■ **Set exercise**:
Could you copy the items starting at the line that contains "8, 250, 44]" and ending at the line that contains "53, 166, 67]", swapping "reload-icon" for "refresh-icon" and leaving everything else unchanged?

■ **Records to process**:
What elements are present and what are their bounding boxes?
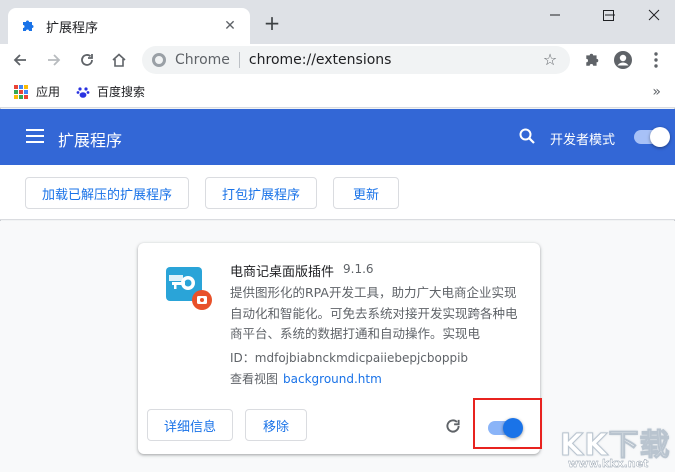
tab-extensions[interactable]: 扩展程序 ✕	[8, 8, 250, 44]
tab-title: 扩展程序	[46, 20, 99, 36]
reload-icon[interactable]	[75, 48, 99, 72]
extension-id: mdfojbiabnckmdicpaiiebepjcboppib	[254, 351, 469, 365]
page-title: 扩展程序	[58, 131, 123, 150]
chrome-icon	[152, 53, 166, 67]
close-window-button[interactable]	[634, 4, 674, 26]
back-icon[interactable]	[8, 48, 32, 72]
dev-toolbar: 加载已解压的扩展程序 打包扩展程序 更新	[0, 165, 675, 220]
minimize-button[interactable]	[535, 4, 575, 26]
bookmark-star-icon[interactable]: ☆	[540, 50, 560, 70]
hamburger-menu-icon[interactable]	[26, 129, 44, 143]
reload-extension-icon[interactable]	[444, 417, 464, 437]
baidu-paw-icon	[76, 85, 90, 99]
extensions-header: 扩展程序 开发者模式	[0, 109, 675, 165]
bookmark-label: 百度搜索	[97, 85, 146, 99]
browser-toolbar: Chrome chrome://extensions ☆	[0, 44, 675, 76]
extension-id-label: ID：	[230, 351, 255, 365]
apps-grid-icon	[14, 84, 28, 99]
dev-mode-label: 开发者模式	[550, 133, 616, 148]
details-button[interactable]: 详细信息	[147, 409, 233, 441]
extension-description: 提供图形化的RPA开发工具，助力广大电商企业实现自动化和智能化。可免去系统对接开…	[230, 285, 518, 341]
extension-name: 电商记桌面版插件	[230, 265, 335, 280]
profile-avatar-icon[interactable]	[611, 48, 635, 72]
new-tab-button[interactable]: +	[262, 13, 282, 34]
extension-version: 9.1.6	[343, 262, 374, 276]
puzzle-icon	[20, 18, 36, 34]
load-unpacked-button[interactable]: 加载已解压的扩展程序	[25, 177, 189, 209]
inspect-views-row: 查看视图 background.htm	[230, 370, 382, 387]
watermark-logo: KK下载 www.kkx.net	[560, 420, 675, 472]
menu-dots-icon[interactable]	[644, 48, 668, 72]
dev-mode-toggle[interactable]	[634, 127, 670, 147]
toggle-knob	[650, 127, 670, 147]
forward-icon[interactable]	[42, 48, 66, 72]
extension-id-row: ID：mdfojbiabnckmdicpaiiebepjcboppib	[230, 349, 468, 366]
bookmark-label: 应用	[36, 85, 61, 99]
bookmark-baidu[interactable]: 百度搜索	[76, 83, 145, 100]
omnibox[interactable]: Chrome chrome://extensions ☆	[142, 46, 570, 74]
toggle-knob	[503, 418, 523, 438]
pack-extension-button[interactable]: 打包扩展程序	[205, 177, 317, 209]
extension-enable-toggle[interactable]	[488, 418, 523, 438]
omnibox-separator	[238, 52, 240, 68]
bookmarks-bar: 应用 百度搜索 »	[0, 76, 675, 108]
remove-button[interactable]: 移除	[245, 409, 307, 441]
home-icon[interactable]	[107, 48, 131, 72]
extensions-puzzle-icon[interactable]	[580, 48, 604, 72]
maximize-button[interactable]	[588, 4, 628, 26]
update-button[interactable]: 更新	[333, 177, 399, 209]
bookmarks-overflow-icon[interactable]: »	[652, 84, 661, 100]
bookmark-apps[interactable]: 应用	[14, 83, 60, 100]
omnibox-url[interactable]: chrome://extensions	[249, 52, 392, 68]
omnibox-site: Chrome	[175, 52, 230, 68]
tab-close-icon[interactable]: ✕	[222, 18, 238, 34]
watermark-url: www.kkx.net	[568, 457, 649, 470]
background-page-link[interactable]: background.htm	[283, 372, 382, 386]
extension-logo-icon	[164, 265, 214, 311]
inspect-views-label: 查看视图	[230, 372, 279, 386]
search-icon[interactable]	[518, 127, 538, 147]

■ **Result**:
tab-extensions[interactable]: 扩展程序 ✕	[8, 8, 250, 44]
tab-title: 扩展程序	[46, 20, 99, 36]
refresh-icon[interactable]	[75, 48, 99, 72]
extension-id: mdfojbiabnckmdicpaiiebepjcboppib	[254, 351, 469, 365]
page-title: 扩展程序	[58, 131, 123, 150]
chrome-icon	[152, 53, 166, 67]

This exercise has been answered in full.